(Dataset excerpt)
=-=-=

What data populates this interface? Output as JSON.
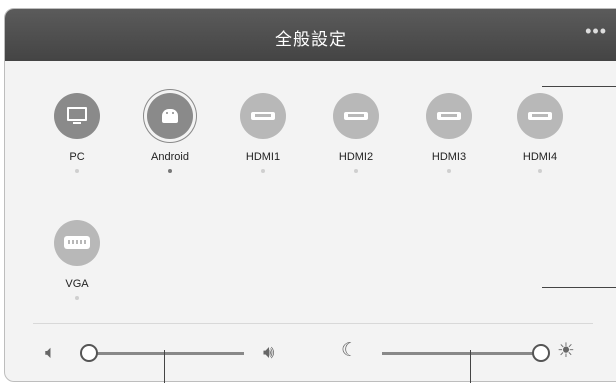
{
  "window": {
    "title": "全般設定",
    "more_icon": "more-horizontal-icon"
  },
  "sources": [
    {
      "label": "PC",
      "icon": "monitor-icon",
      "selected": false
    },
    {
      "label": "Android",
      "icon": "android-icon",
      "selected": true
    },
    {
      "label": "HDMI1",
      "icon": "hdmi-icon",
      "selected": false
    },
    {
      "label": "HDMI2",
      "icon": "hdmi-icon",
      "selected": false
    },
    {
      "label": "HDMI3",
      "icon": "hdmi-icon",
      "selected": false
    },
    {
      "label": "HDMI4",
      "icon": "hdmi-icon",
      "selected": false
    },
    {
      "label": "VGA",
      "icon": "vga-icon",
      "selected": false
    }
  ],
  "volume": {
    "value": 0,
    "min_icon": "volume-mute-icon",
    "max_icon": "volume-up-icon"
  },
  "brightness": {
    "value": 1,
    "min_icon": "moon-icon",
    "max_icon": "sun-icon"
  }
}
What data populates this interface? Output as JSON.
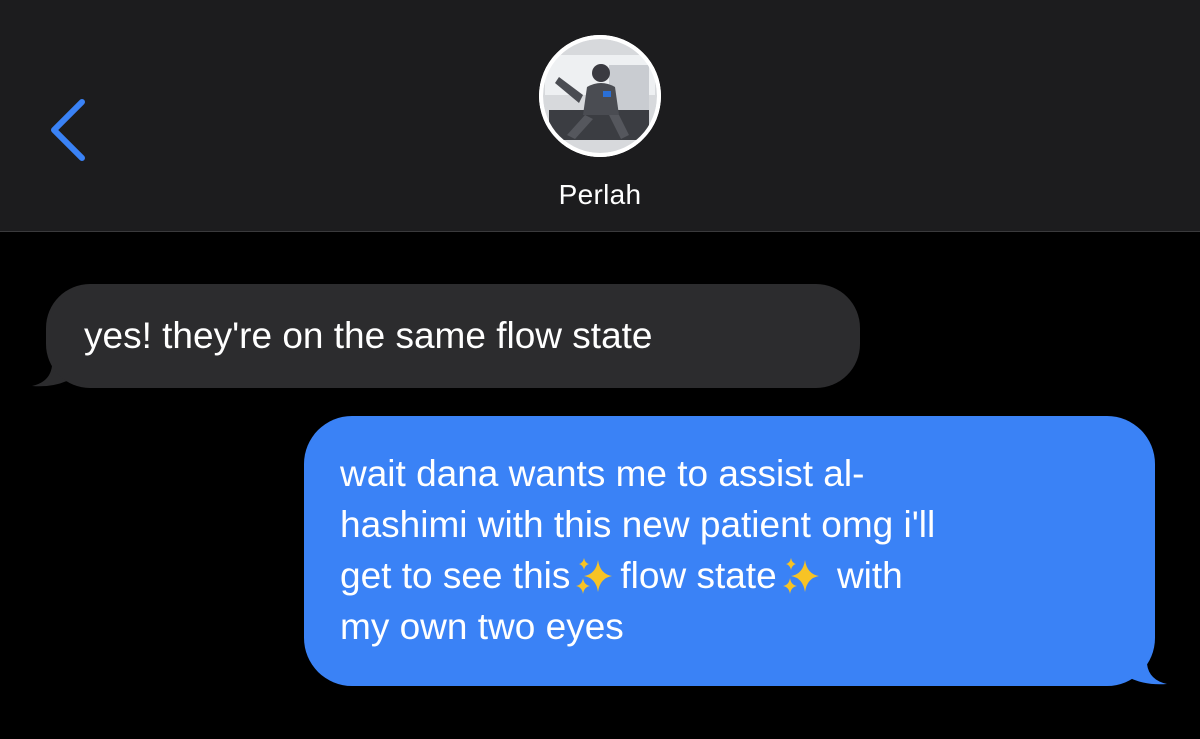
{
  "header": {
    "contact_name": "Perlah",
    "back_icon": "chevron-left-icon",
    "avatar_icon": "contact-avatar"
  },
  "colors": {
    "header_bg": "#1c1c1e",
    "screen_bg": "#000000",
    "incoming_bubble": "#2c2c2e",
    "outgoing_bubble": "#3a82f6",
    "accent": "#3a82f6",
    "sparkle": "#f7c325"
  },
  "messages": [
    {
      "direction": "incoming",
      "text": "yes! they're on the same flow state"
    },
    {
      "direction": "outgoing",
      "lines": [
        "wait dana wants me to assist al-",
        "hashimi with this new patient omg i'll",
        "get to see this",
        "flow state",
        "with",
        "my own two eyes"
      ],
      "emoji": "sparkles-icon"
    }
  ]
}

=-=-=

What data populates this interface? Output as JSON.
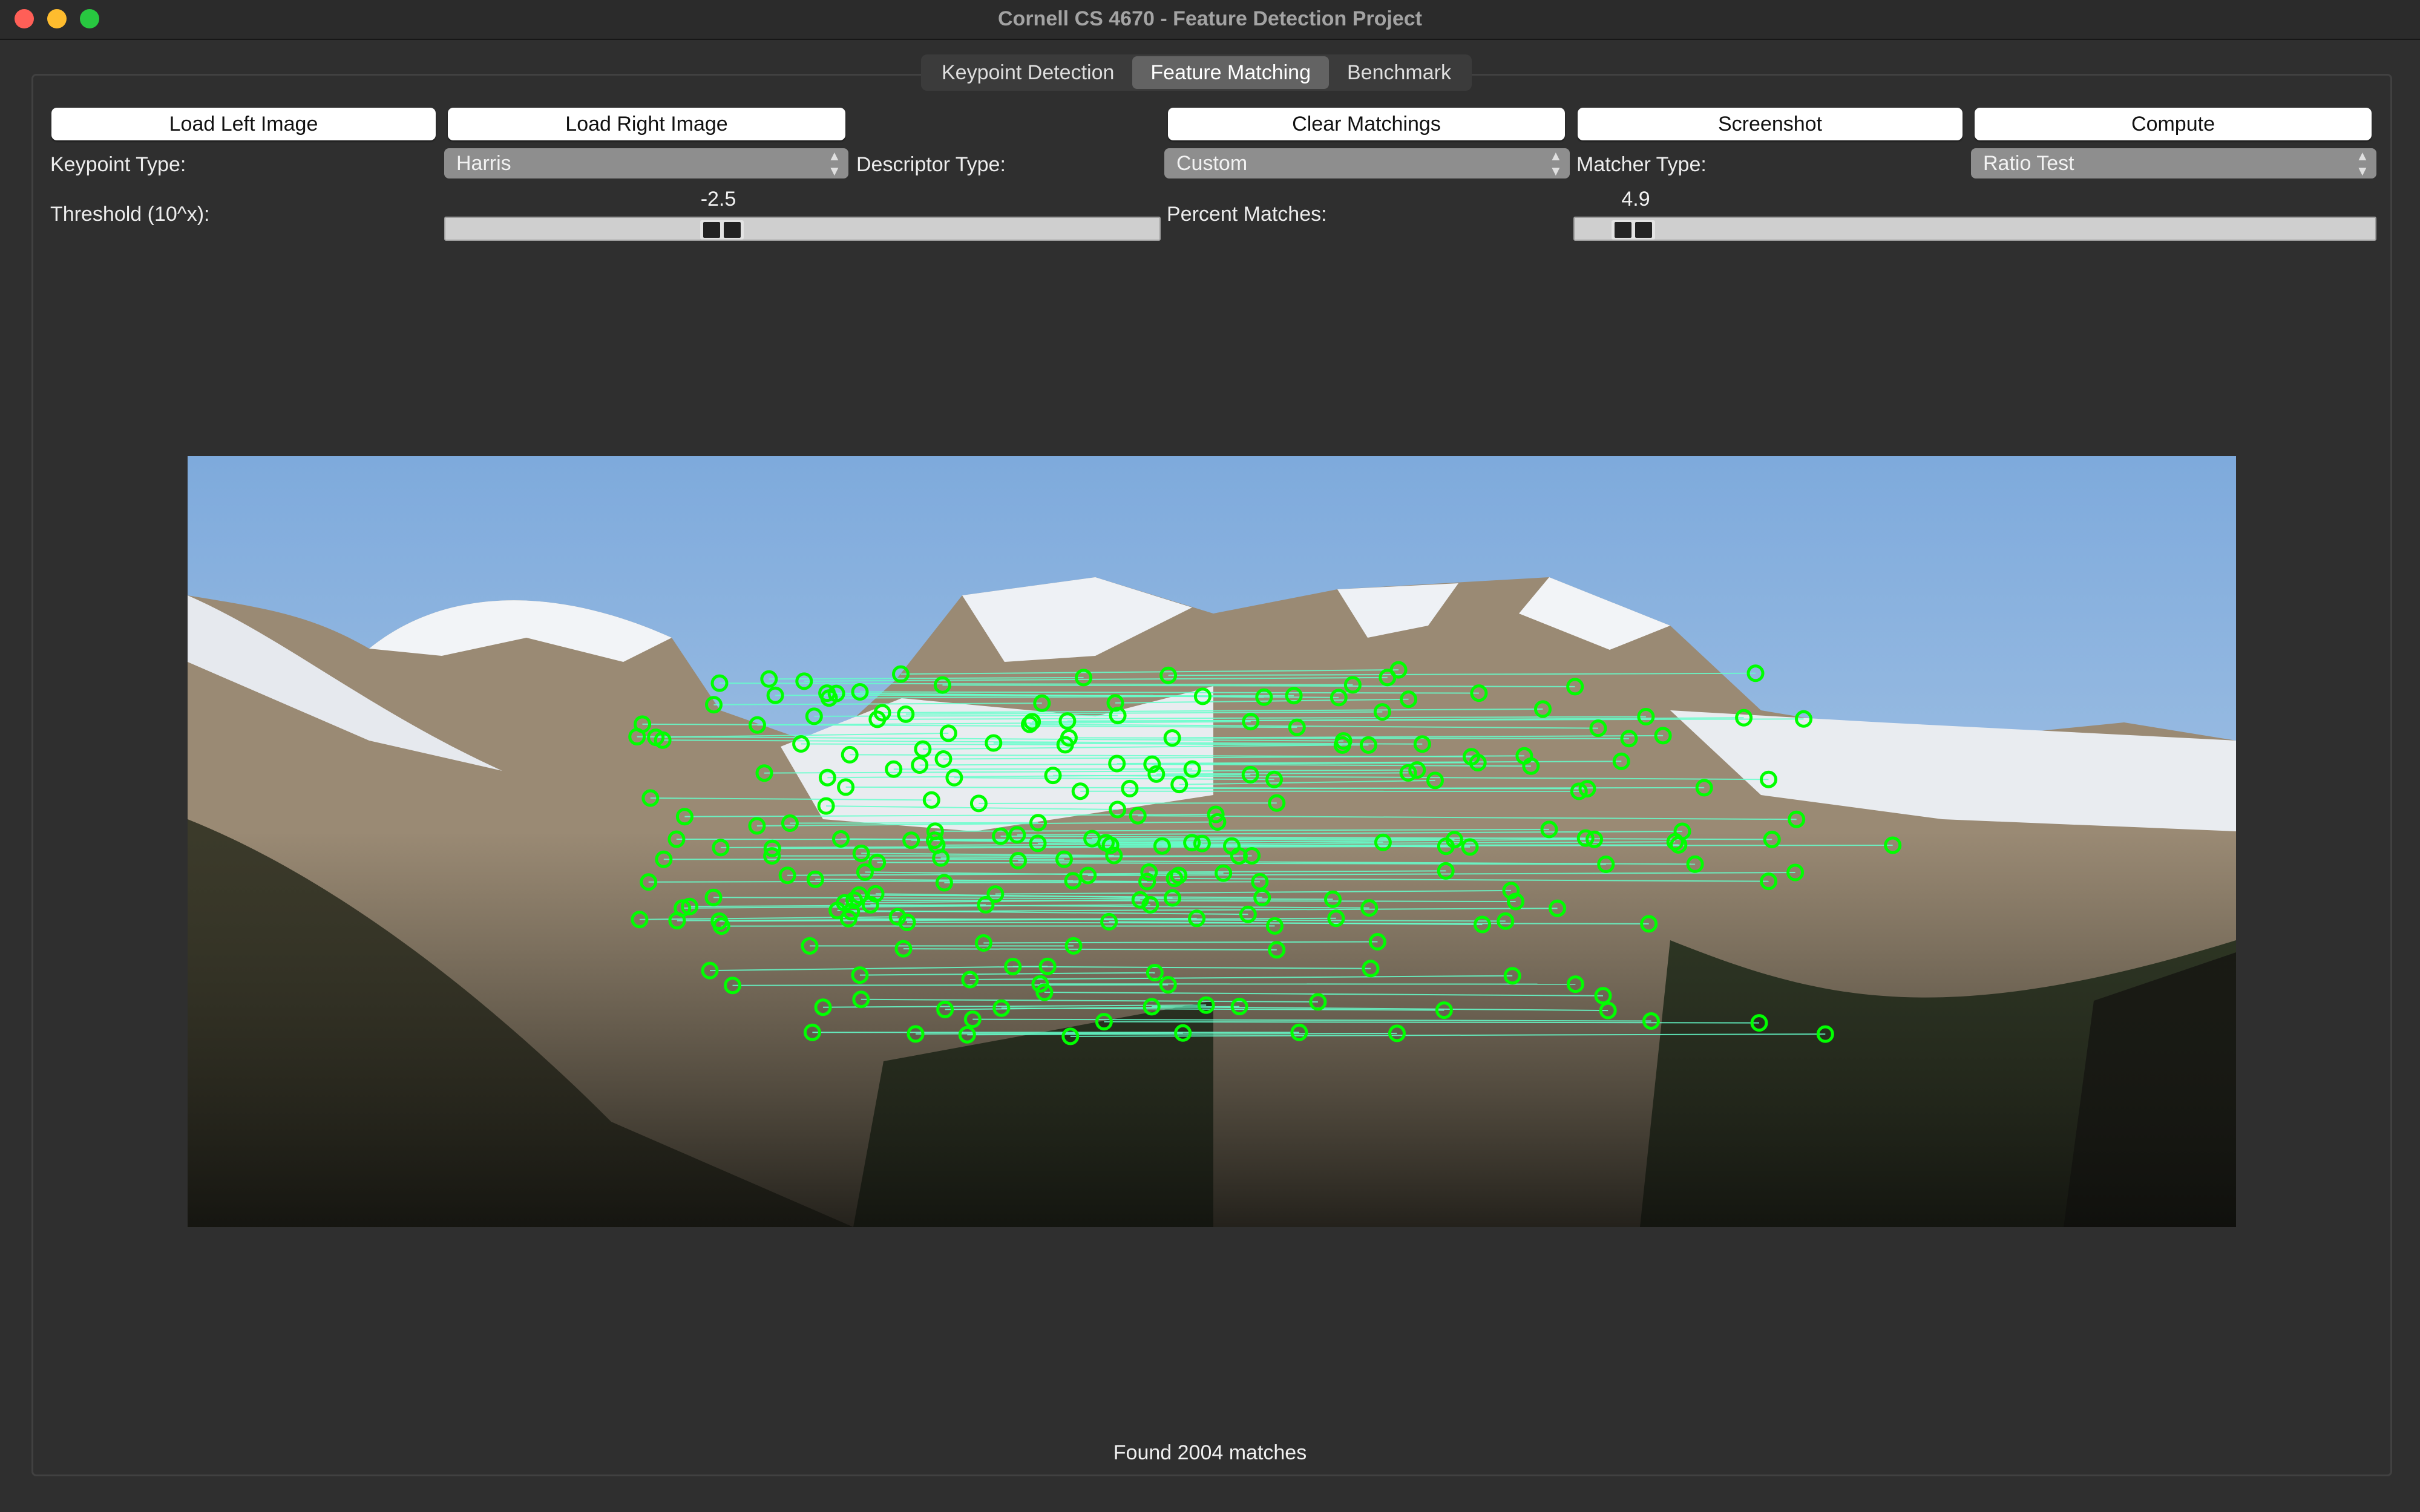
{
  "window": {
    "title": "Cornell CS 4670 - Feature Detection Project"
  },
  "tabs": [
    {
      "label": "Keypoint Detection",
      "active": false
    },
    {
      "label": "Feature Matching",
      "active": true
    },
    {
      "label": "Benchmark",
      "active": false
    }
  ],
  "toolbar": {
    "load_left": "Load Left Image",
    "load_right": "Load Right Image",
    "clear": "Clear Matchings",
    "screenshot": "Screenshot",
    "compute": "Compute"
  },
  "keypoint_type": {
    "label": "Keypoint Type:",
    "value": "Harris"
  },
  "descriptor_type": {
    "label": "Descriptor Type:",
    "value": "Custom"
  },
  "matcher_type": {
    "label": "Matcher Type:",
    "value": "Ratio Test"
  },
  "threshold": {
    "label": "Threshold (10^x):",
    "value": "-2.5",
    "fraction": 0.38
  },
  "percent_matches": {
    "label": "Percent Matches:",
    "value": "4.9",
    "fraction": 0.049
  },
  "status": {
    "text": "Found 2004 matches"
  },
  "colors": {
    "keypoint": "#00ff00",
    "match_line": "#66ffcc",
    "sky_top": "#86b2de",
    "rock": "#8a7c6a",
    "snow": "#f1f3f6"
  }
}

=-=-=

Look through the entries above; copy each line where the string "flow" appears.

> [Complete output]:
      "text": "yes! they're on the same flow state"
        "flow state",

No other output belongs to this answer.